+++ Provided data +++

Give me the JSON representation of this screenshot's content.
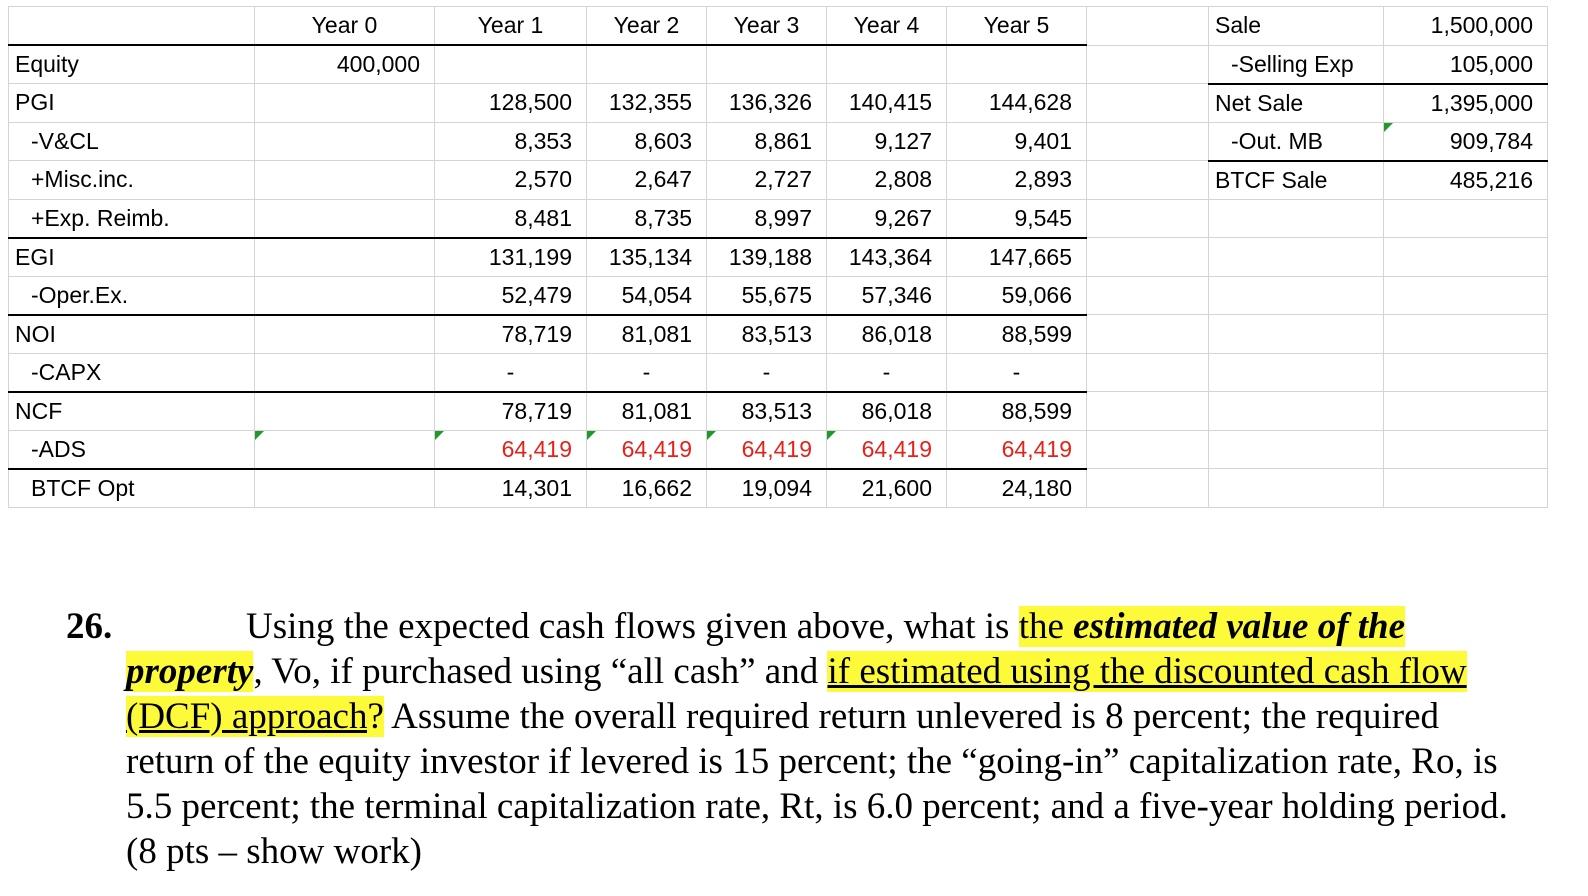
{
  "table": {
    "headers": [
      "",
      "Year 0",
      "Year 1",
      "Year 2",
      "Year 3",
      "Year 4",
      "Year 5",
      "",
      "Sale",
      "1,500,000"
    ],
    "rows": [
      {
        "label": "Equity",
        "y0": "400,000",
        "y1": "",
        "y2": "",
        "y3": "",
        "y4": "",
        "y5": ""
      },
      {
        "label": "PGI",
        "y0": "",
        "y1": "128,500",
        "y2": "132,355",
        "y3": "136,326",
        "y4": "140,415",
        "y5": "144,628"
      },
      {
        "label": "-V&CL",
        "y0": "",
        "y1": "8,353",
        "y2": "8,603",
        "y3": "8,861",
        "y4": "9,127",
        "y5": "9,401"
      },
      {
        "label": "+Misc.inc.",
        "y0": "",
        "y1": "2,570",
        "y2": "2,647",
        "y3": "2,727",
        "y4": "2,808",
        "y5": "2,893"
      },
      {
        "label": "+Exp. Reimb.",
        "y0": "",
        "y1": "8,481",
        "y2": "8,735",
        "y3": "8,997",
        "y4": "9,267",
        "y5": "9,545"
      },
      {
        "label": "EGI",
        "y0": "",
        "y1": "131,199",
        "y2": "135,134",
        "y3": "139,188",
        "y4": "143,364",
        "y5": "147,665"
      },
      {
        "label": "-Oper.Ex.",
        "y0": "",
        "y1": "52,479",
        "y2": "54,054",
        "y3": "55,675",
        "y4": "57,346",
        "y5": "59,066"
      },
      {
        "label": "NOI",
        "y0": "",
        "y1": "78,719",
        "y2": "81,081",
        "y3": "83,513",
        "y4": "86,018",
        "y5": "88,599"
      },
      {
        "label": "-CAPX",
        "y0": "",
        "y1": "-",
        "y2": "-",
        "y3": "-",
        "y4": "-",
        "y5": "-"
      },
      {
        "label": "NCF",
        "y0": "",
        "y1": "78,719",
        "y2": "81,081",
        "y3": "83,513",
        "y4": "86,018",
        "y5": "88,599"
      },
      {
        "label": "-ADS",
        "y0": "",
        "y1": "64,419",
        "y2": "64,419",
        "y3": "64,419",
        "y4": "64,419",
        "y5": "64,419"
      },
      {
        "label": "BTCF Opt",
        "y0": "",
        "y1": "14,301",
        "y2": "16,662",
        "y3": "19,094",
        "y4": "21,600",
        "y5": "24,180"
      }
    ],
    "sale": [
      {
        "label": "-Selling Exp",
        "value": "105,000"
      },
      {
        "label": "Net Sale",
        "value": "1,395,000"
      },
      {
        "label": "-Out. MB",
        "value": "909,784"
      },
      {
        "label": "BTCF Sale",
        "value": "485,216"
      }
    ],
    "ads_color": "#e2231a",
    "flag_color": "#1f9a2b"
  },
  "question": {
    "number": "26.",
    "part1": "Using the expected cash flows given above, what is ",
    "hl1": "the ",
    "hl1_bi": "estimated value of the property",
    "part2": ", Vo, if purchased using “all cash” and ",
    "hl2": "if estimated using the discounted cash flow (DCF) approach",
    "part3": "?",
    "part4": " Assume the overall required return unlevered is 8 percent; the required return of the equity investor if levered is 15 percent; the “going-in” capitalization rate, Ro, is 5.5 percent; the terminal capitalization rate, Rt, is 6.0 percent; and a five-year holding period. (8 pts – show work)",
    "highlight_color": "#fdfa3a"
  }
}
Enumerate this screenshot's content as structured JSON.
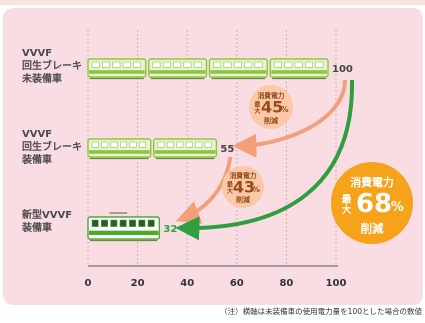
{
  "chart_data": {
    "type": "bar",
    "x_ticks": [
      0,
      20,
      40,
      60,
      80,
      100
    ],
    "xlim": [
      0,
      100
    ],
    "categories": [
      "VVVF\n回生ブレーキ\n未装備車",
      "VVVF\n回生ブレーキ\n装備車",
      "新型VVVF\n装備車"
    ],
    "values": [
      100,
      55,
      32
    ],
    "value_labels": [
      "100",
      "55",
      "32"
    ],
    "annotations": [
      {
        "line1": "消費電力",
        "prefix": "最\n大",
        "number": "45",
        "unit": "%",
        "suffix": "削減"
      },
      {
        "line1": "消費電力",
        "prefix": "最\n大",
        "number": "43",
        "unit": "%",
        "suffix": "削減"
      },
      {
        "line1": "消費電力",
        "prefix": "最\n大",
        "number": "68",
        "unit": "%",
        "suffix": "削減"
      }
    ],
    "note": "（注）横軸は未装備車の使用電力量を100とした場合の数値",
    "grid": true
  },
  "colors": {
    "background": "#f9dde3",
    "train_green": "#8cc63f",
    "train_light": "#e9f3d4",
    "new_train": "#4ea82e",
    "arrow_orange": "#f3a07a",
    "arrow_green": "#2e9e3e",
    "circle_orange": "#f7a21b",
    "label_brown": "#9a4a18"
  }
}
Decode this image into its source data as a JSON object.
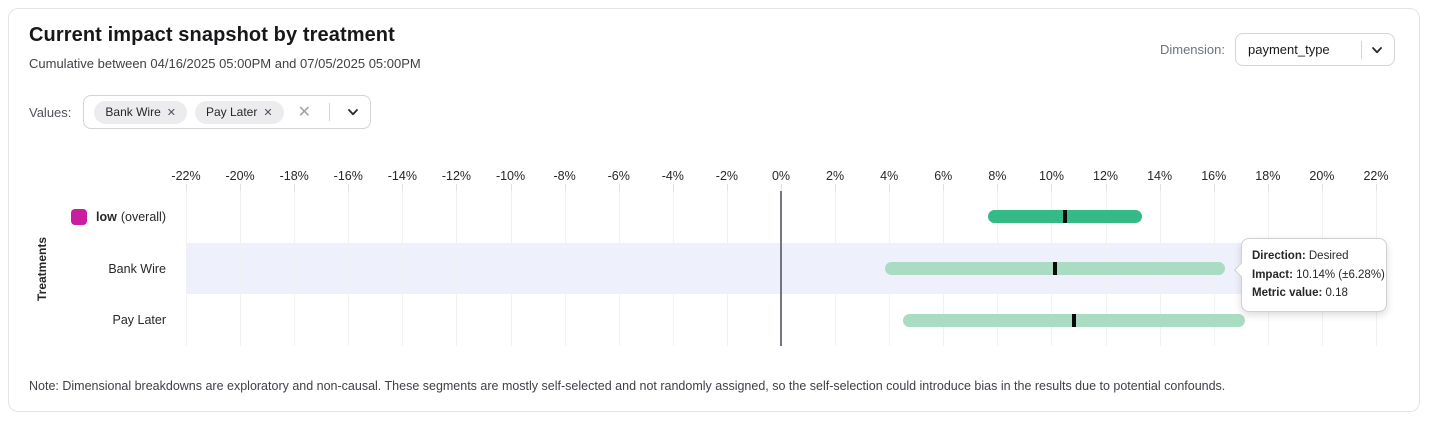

+++

To do -> Output all of the entries verbatim, leaving out any images.

Finished answer ->
Give me the JSON representation of this screenshot's content.
{
  "table": {
    "headers": [
      "",
      "Year 0",
      "Year 1",
      "Year 2",
      "Year 3",
      "Year 4",
      "Year 5",
      "",
      "Sale",
      "1,500,000"
    ],
    "rows": [
      {
        "label": "Equity",
        "y0": "400,000",
        "y1": "",
        "y2": "",
        "y3": "",
        "y4": "",
        "y5": ""
      },
      {
        "label": "PGI",
        "y0": "",
        "y1": "128,500",
        "y2": "132,355",
        "y3": "136,326",
        "y4": "140,415",
        "y5": "144,628"
      },
      {
        "label": "-V&CL",
        "y0": "",
        "y1": "8,353",
        "y2": "8,603",
        "y3": "8,861",
        "y4": "9,127",
        "y5": "9,401"
      },
      {
        "label": "+Misc.inc.",
        "y0": "",
        "y1": "2,570",
        "y2": "2,647",
        "y3": "2,727",
        "y4": "2,808",
        "y5": "2,893"
      },
      {
        "label": "+Exp. Reimb.",
        "y0": "",
        "y1": "8,481",
        "y2": "8,735",
        "y3": "8,997",
        "y4": "9,267",
        "y5": "9,545"
      },
      {
        "label": "EGI",
        "y0": "",
        "y1": "131,199",
        "y2": "135,134",
        "y3": "139,188",
        "y4": "143,364",
        "y5": "147,665"
      },
      {
        "label": "-Oper.Ex.",
        "y0": "",
        "y1": "52,479",
        "y2": "54,054",
        "y3": "55,675",
        "y4": "57,346",
        "y5": "59,066"
      },
      {
        "label": "NOI",
        "y0": "",
        "y1": "78,719",
        "y2": "81,081",
        "y3": "83,513",
        "y4": "86,018",
        "y5": "88,599"
      },
      {
        "label": "-CAPX",
        "y0": "",
        "y1": "-",
        "y2": "-",
        "y3": "-",
        "y4": "-",
        "y5": "-"
      },
      {
        "label": "NCF",
        "y0": "",
        "y1": "78,719",
        "y2": "81,081",
        "y3": "83,513",
        "y4": "86,018",
        "y5": "88,599"
      },
      {
        "label": "-ADS",
        "y0": "",
        "y1": "64,419",
        "y2": "64,419",
        "y3": "64,419",
        "y4": "64,419",
        "y5": "64,419"
      },
      {
        "label": "BTCF Opt",
        "y0": "",
        "y1": "14,301",
        "y2": "16,662",
        "y3": "19,094",
        "y4": "21,600",
        "y5": "24,180"
      }
    ],
    "sale": [
      {
        "label": "-Selling Exp",
        "value": "105,000"
      },
      {
        "label": "Net Sale",
        "value": "1,395,000"
      },
      {
        "label": "-Out. MB",
        "value": "909,784"
      },
      {
        "label": "BTCF Sale",
        "value": "485,216"
      }
    ],
    "ads_color": "#e2231a",
    "flag_color": "#1f9a2b"
  },
  "question": {
    "number": "26.",
    "part1": "Using the expected cash flows given above, what is ",
    "hl1": "the ",
    "hl1_bi": "estimated value of the property",
    "part2": ", Vo, if purchased using “all cash” and ",
    "hl2": "if estimated using the discounted cash flow (DCF) approach",
    "part3": "?",
    "part4": " Assume the overall required return unlevered is 8 percent; the required return of the equity investor if levered is 15 percent; the “going-in” capitalization rate, Ro, is 5.5 percent; the terminal capitalization rate, Rt, is 6.0 percent; and a five-year holding period. (8 pts – show work)",
    "highlight_color": "#fdfa3a"
  }
}
Enumerate this screenshot's content as structured JSON.
{
  "chart_data": {
    "type": "bar",
    "x_ticks": [
      0,
      20,
      40,
      60,
      80,
      100
    ],
    "xlim": [
      0,
      100
    ],
    "categories": [
      "VVVF\n回生ブレーキ\n未装備車",
      "VVVF\n回生ブレーキ\n装備車",
      "新型VVVF\n装備車"
    ],
    "values": [
      100,
      55,
      32
    ],
    "value_labels": [
      "100",
      "55",
      "32"
    ],
    "annotations": [
      {
        "line1": "消費電力",
        "prefix": "最\n大",
        "number": "45",
        "unit": "%",
        "suffix": "削減"
      },
      {
        "line1": "消費電力",
        "prefix": "最\n大",
        "number": "43",
        "unit": "%",
        "suffix": "削減"
      },
      {
        "line1": "消費電力",
        "prefix": "最\n大",
        "number": "68",
        "unit": "%",
        "suffix": "削減"
      }
    ],
    "note": "（注）横軸は未装備車の使用電力量を100とした場合の数値",
    "grid": true
  },
  "colors": {
    "background": "#f9dde3",
    "train_green": "#8cc63f",
    "train_light": "#e9f3d4",
    "new_train": "#4ea82e",
    "arrow_orange": "#f3a07a",
    "arrow_green": "#2e9e3e",
    "circle_orange": "#f7a21b",
    "label_brown": "#9a4a18"
  }
}
Decode this image into its source data as a JSON object.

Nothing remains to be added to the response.